> [Entries supplied]:
********************
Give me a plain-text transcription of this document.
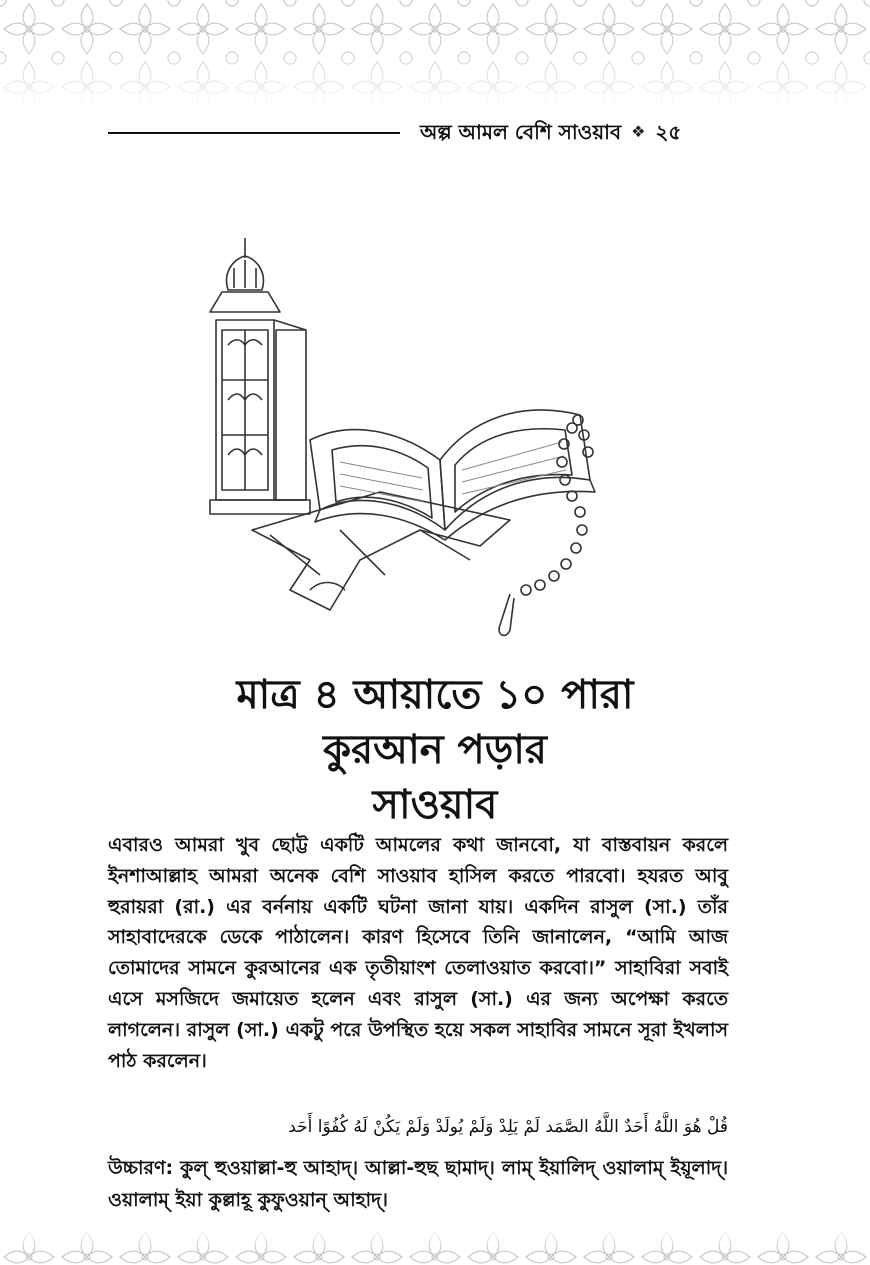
অল্প আমল বেশি সাওয়াব ❖ ২৫
মাত্র ৪ আয়াতে ১০ পারা
কুরআন পড়ার
সাওয়াব
এবারও আমরা খুব ছোট্ট একটি আমলের কথা জানবো, যা বাস্তবায়ন করলে ইনশাআল্লাহ আমরা অনেক বেশি সাওয়াব হাসিল করতে পারবো। হযরত আবু হুরায়রা (রা.) এর বর্ননায় একটি ঘটনা জানা যায়। একদিন রাসুল (সা.) তাঁর সাহাবাদেরকে ডেকে পাঠালেন। কারণ হিসেবে তিনি জানালেন, “আমি আজ তোমাদের সামনে কুরআনের এক তৃতীয়াংশ তেলাওয়াত করবো।” সাহাবিরা সবাই এসে মসজিদে জমায়েত হলেন এবং রাসুল (সা.) এর জন্য অপেক্ষা করতে লাগলেন। রাসুল (সা.) একটু পরে উপস্থিত হয়ে সকল সাহাবির সামনে সূরা ইখলাস পাঠ করলেন।
قُلْ هُوَ اللَّهُ أَحَدٌ اللَّهُ الصَّمَد لَمْ يَلِدْ وَلَمْ يُولَدْ وَلَمْ يَكُنْ لَهُ كُفُوًا أَحَد
উচ্চারণ: কুল্ হুওয়াল্লা-হু আহাদ্। আল্লা-হুছ ছামাদ্। লাম্ ইয়ালিদ্ ওয়ালাম্ ইয়ূলাদ্। ওয়ালাম্ ইয়া কুল্লাহূ কুফুওয়ান্ আহাদ্।
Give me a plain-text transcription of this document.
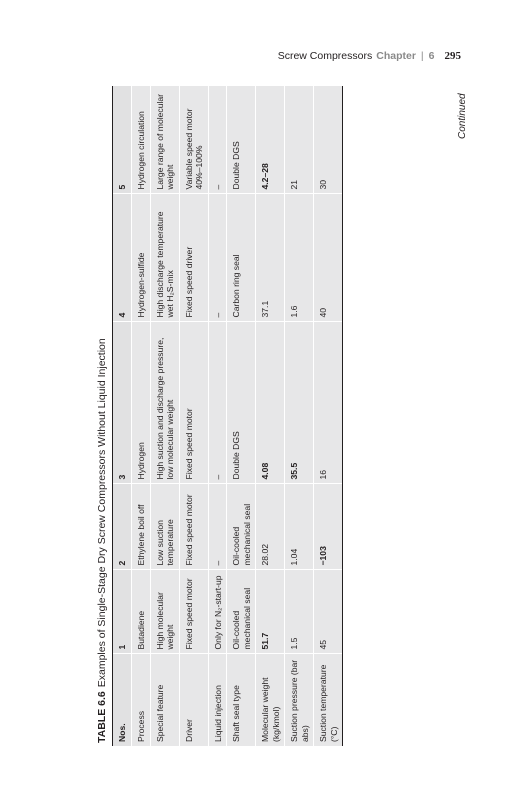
Screw Compressors Chapter | 6 295
TABLE 6.6Examples of Single-Stage Dry Screw Compressors Without Liquid Injection
Nos.	1	2	3	4	5
Process	Butadiene	Ethylene boil off	Hydrogen	Hydrogen-sulfide	Hydrogen circulation
Special feature	High molecular weight	Low suction temperature	High suction and discharge pressure, low molecular weight	High discharge temperature wet H₂S-mix	Large range of molecular weight
Driver	Fixed speed motor	Fixed speed motor	Fixed speed motor	Fixed speed driver	Variable speed motor 40%–100%
Liquid injection	Only for N₂-start-up	–	–	–	–
Shaft seal type	Oil-cooled mechanical seal	Oil-cooled mechanical seal	Double DGS	Carbon ring seal	Double DGS
Molecular weight (kg/kmol)	51.7	28.02	4.08	37.1	4.2–28
Suction pressure (bar abs)	1.5	1.04	35.5	1.6	21
Suction temperature (°C)	45	−103	16	40	30
Continued
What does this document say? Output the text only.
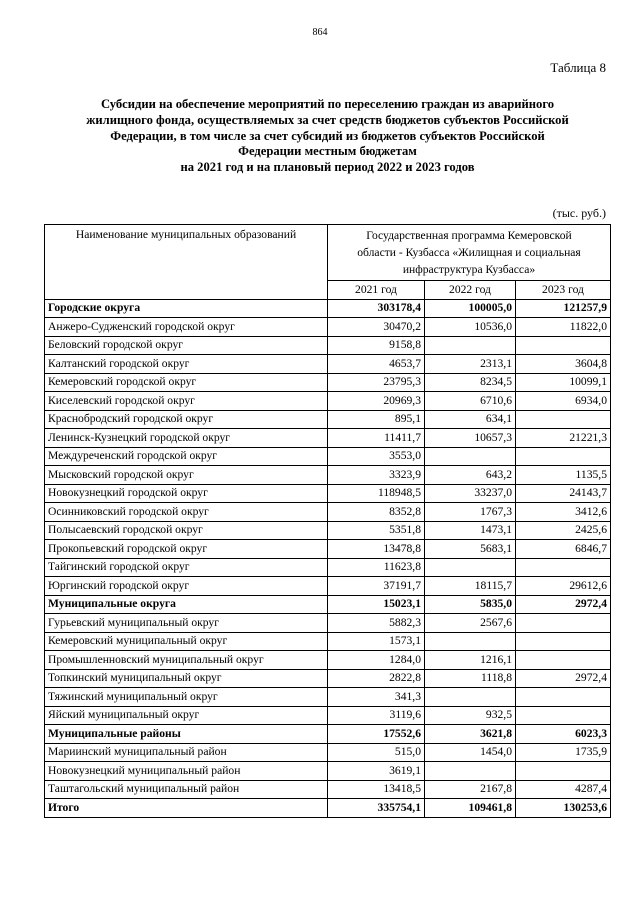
864
Таблица 8
Субсидии на обеспечение мероприятий по переселению граждан из аварийного
жилищного фонда, осуществляемых за счет средств бюджетов субъектов Российской
Федерации, в том числе за счет субсидий из бюджетов субъектов Российской
Федерации местным бюджетам
на 2021 год и на плановый период 2022 и 2023 годов
(тыс. руб.)
Наименование муниципальных образований	Государственная программа Кемеровской
области - Кузбасса «Жилищная и социальная
инфраструктура Кузбасса»		

	2021 год	2022 год	2023 год
Городские округа	303178,4	100005,0	121257,9
Анжеро-Судженский городской округ	30470,2	10536,0	11822,0
Беловский городской округ	9158,8		
Калтанский городской округ	4653,7	2313,1	3604,8
Кемеровский городской округ	23795,3	8234,5	10099,1
Киселевский городской округ	20969,3	6710,6	6934,0
Краснобродский городской округ	895,1	634,1	
Ленинск-Кузнецкий городской округ	11411,7	10657,3	21221,3
Междуреченский городской округ	3553,0		
Мысковский городской округ	3323,9	643,2	1135,5
Новокузнецкий городской округ	118948,5	33237,0	24143,7
Осинниковский городской округ	8352,8	1767,3	3412,6
Полысаевский городской округ	5351,8	1473,1	2425,6
Прокопьевский городской округ	13478,8	5683,1	6846,7
Тайгинский городской округ	11623,8		
Юргинский городской округ	37191,7	18115,7	29612,6
Муниципальные округа	15023,1	5835,0	2972,4
Гурьевский муниципальный округ	5882,3	2567,6	
Кемеровский муниципальный округ	1573,1		
Промышленновский муниципальный округ	1284,0	1216,1	
Топкинский муниципальный округ	2822,8	1118,8	2972,4
Тяжинский муниципальный округ	341,3		
Яйский муниципальный округ	3119,6	932,5	
Муниципальные районы	17552,6	3621,8	6023,3
Мариинский муниципальный район	515,0	1454,0	1735,9
Новокузнецкий муниципальный район	3619,1		
Таштагольский муниципальный район	13418,5	2167,8	4287,4
Итого	335754,1	109461,8	130253,6
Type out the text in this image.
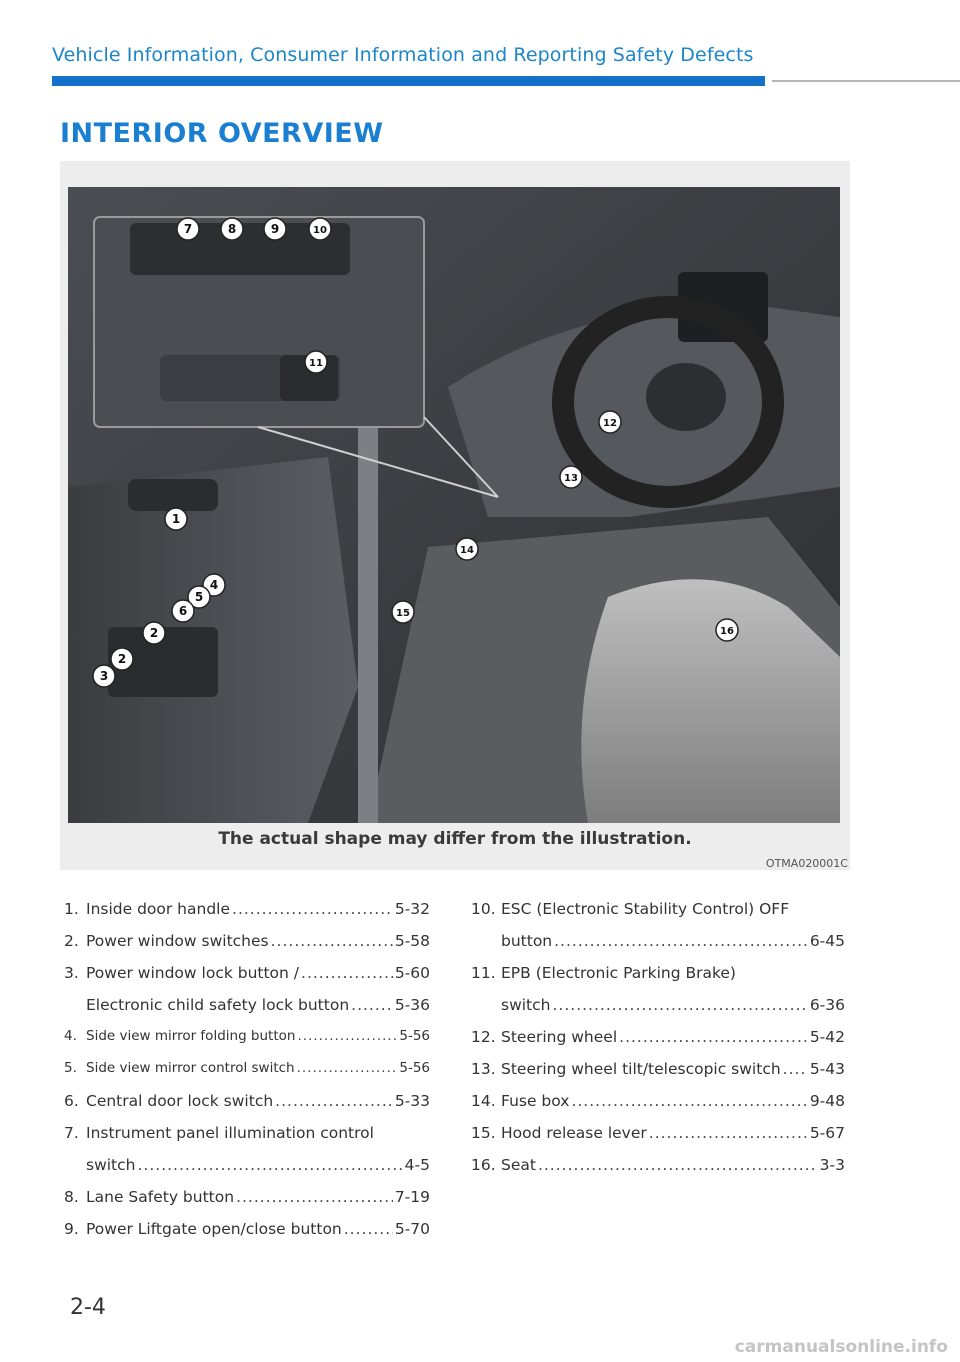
Vehicle Information, Consumer Information and Reporting Safety Defects
INTERIOR OVERVIEW
1
2
2
3
4
5
6
7	8	9	10
11
12
13
14
15
16
The actual shape may differ from the illustration.
OTMA020001C
1. Inside door handle .....	5-32
2. Power window switches .....	5-58
3. Power window lock button / .....	5-60
Electronic child safety lock button .....	5-36
4. Side view mirror folding button .....	5-56
5. Side view mirror control switch .....	5-56
6. Central door lock switch .....	5-33
7. Instrument panel illumination control
switch .....	4-5
8. Lane Safety button .....	7-19
9. Power Liftgate open/close button .....	5-70
10. ESC (Electronic Stability Control) OFF
button .....	6-45
11. EPB (Electronic Parking Brake)
switch .....	6-36
12. Steering wheel .....	5-42
13. Steering wheel tilt/telescopic switch ..... 5-43
14. Fuse box .....	9-48
15. Hood release lever .....	5-67
16. Seat .....	3-3
2-4
carmanualsonline.info
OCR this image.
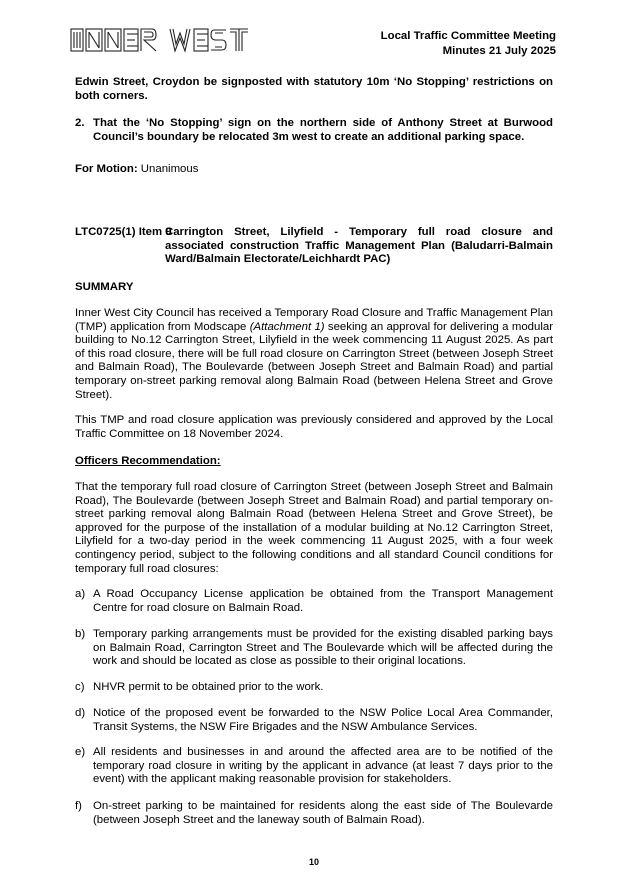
Local Traffic Committee Meeting
Minutes 21 July 2025
Edwin Street, Croydon be signposted with statutory 10m ‘No Stopping’ restrictions on both corners.
2. That the ‘No Stopping’ sign on the northern side of Anthony Street at Burwood Council’s boundary be relocated 3m west to create an additional parking space.
For Motion: Unanimous
LTC0725(1) Item 9
Carrington Street, Lilyfield - Temporary full road closure and associated construction Traffic Management Plan (Baludarri-Balmain Ward/Balmain Electorate/Leichhardt PAC)
SUMMARY
Inner West City Council has received a Temporary Road Closure and Traffic Management Plan (TMP) application from Modscape (Attachment 1) seeking an approval for delivering a modular building to No.12 Carrington Street, Lilyfield in the week commencing 11 August 2025. As part of this road closure, there will be full road closure on Carrington Street (between Joseph Street and Balmain Road), The Boulevarde (between Joseph Street and Balmain Road) and partial temporary on-street parking removal along Balmain Road (between Helena Street and Grove Street).
This TMP and road closure application was previously considered and approved by the Local Traffic Committee on 18 November 2024.
Officers Recommendation:
That the temporary full road closure of Carrington Street (between Joseph Street and Balmain Road), The Boulevarde (between Joseph Street and Balmain Road) and partial temporary on-street parking removal along Balmain Road (between Helena Street and Grove Street), be approved for the purpose of the installation of a modular building at No.12 Carrington Street, Lilyfield for a two-day period in the week commencing 11 August 2025, with a four week contingency period, subject to the following conditions and all standard Council conditions for temporary full road closures:
a) A Road Occupancy License application be obtained from the Transport Management Centre for road closure on Balmain Road.
b) Temporary parking arrangements must be provided for the existing disabled parking bays on Balmain Road, Carrington Street and The Boulevarde which will be affected during the work and should be located as close as possible to their original locations.
c) NHVR permit to be obtained prior to the work.
d) Notice of the proposed event be forwarded to the NSW Police Local Area Commander, Transit Systems, the NSW Fire Brigades and the NSW Ambulance Services.
e) All residents and businesses in and around the affected area are to be notified of the temporary road closure in writing by the applicant in advance (at least 7 days prior to the event) with the applicant making reasonable provision for stakeholders.
f) On-street parking to be maintained for residents along the east side of The Boulevarde (between Joseph Street and the laneway south of Balmain Road).
10
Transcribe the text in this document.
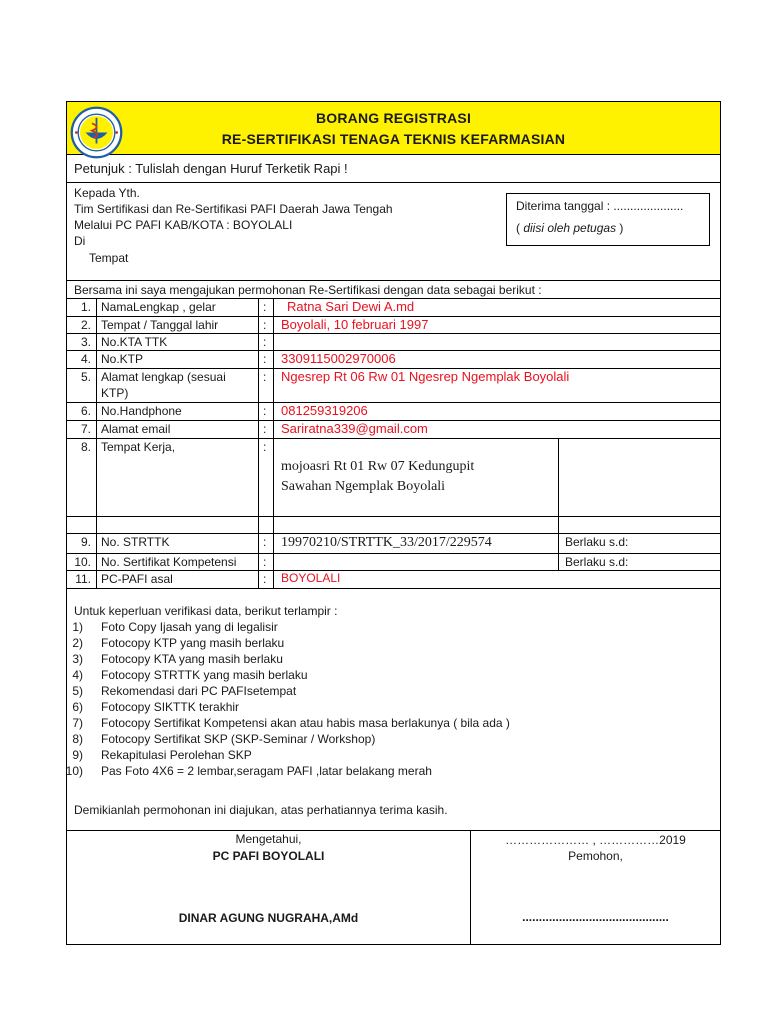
BORANG REGISTRASI
RE-SERTIFIKASI TENAGA TEKNIS KEFARMASIAN
Petunjuk : Tulislah dengan Huruf Terketik Rapi !
Kepada Yth.
Tim Sertifikasi dan Re-Sertifikasi PAFI Daerah Jawa Tengah
Melalui PC PAFI KAB/KOTA : BOYOLALI
Di
Tempat
Diterima tanggal : .....................
( diisi oleh petugas )
Bersama ini saya mengajukan permohonan Re-Sertifikasi dengan data sebagai berikut :
1. NamaLengkap , gelar	: Ratna Sari Dewi A.md
2. Tempat / Tanggal lahir	: Boyolali, 10 februari 1997
3. No.KTA TTK	:
4. No.KTP	: 3309115002970006
5. Alamat lengkap (sesuai
KTP)
: Ngesrep Rt 06 Rw 01 Ngesrep Ngemplak Boyolali
6. No.Handphone	: 081259319206
7. Alamat email	: Sariratna339@gmail.com
8. Tempat Kerja,	:
mojoasri Rt 01 Rw 07 Kedungupit
Sawahan Ngemplak Boyolali
9. No. STRTTK	: 19970210/STRTTK_33/2017/229574	Berlaku s.d:
10. No. Sertifikat Kompetensi :	Berlaku s.d:
11. PC-PAFI asal	: BOYOLALI
Untuk keperluan verifikasi data, berikut terlampir :
1) Foto Copy Ijasah yang di legalisir
2) Fotocopy KTP yang masih berlaku
3) Fotocopy KTA yang masih berlaku
4) Fotocopy STRTTK yang masih berlaku
5) Rekomendasi dari PC PAFIsetempat
6) Fotocopy SIKTTK terakhir
7) Fotocopy Sertifikat Kompetensi akan atau habis masa berlakunya ( bila ada )
8) Fotocopy Sertifikat SKP (SKP-Seminar / Workshop)
9) Rekapitulasi Perolehan SKP
10) Pas Foto 4X6 = 2 lembar,seragam PAFI ,latar belakang merah
Demikianlah permohonan ini diajukan, atas perhatiannya terima kasih.
Mengetahui,
PC PAFI BOYOLALI
DINAR AGUNG NUGRAHA,AMd
………………… , ……………2019
Pemohon,
............................................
********************
> [What the exercise asks]: List every line above containing the word "Кемеровский".

> [Answer to the task]:
Кемеровский городской округ	23795,3	8234,5	10099,1
Кемеровский муниципальный округ	1573,1		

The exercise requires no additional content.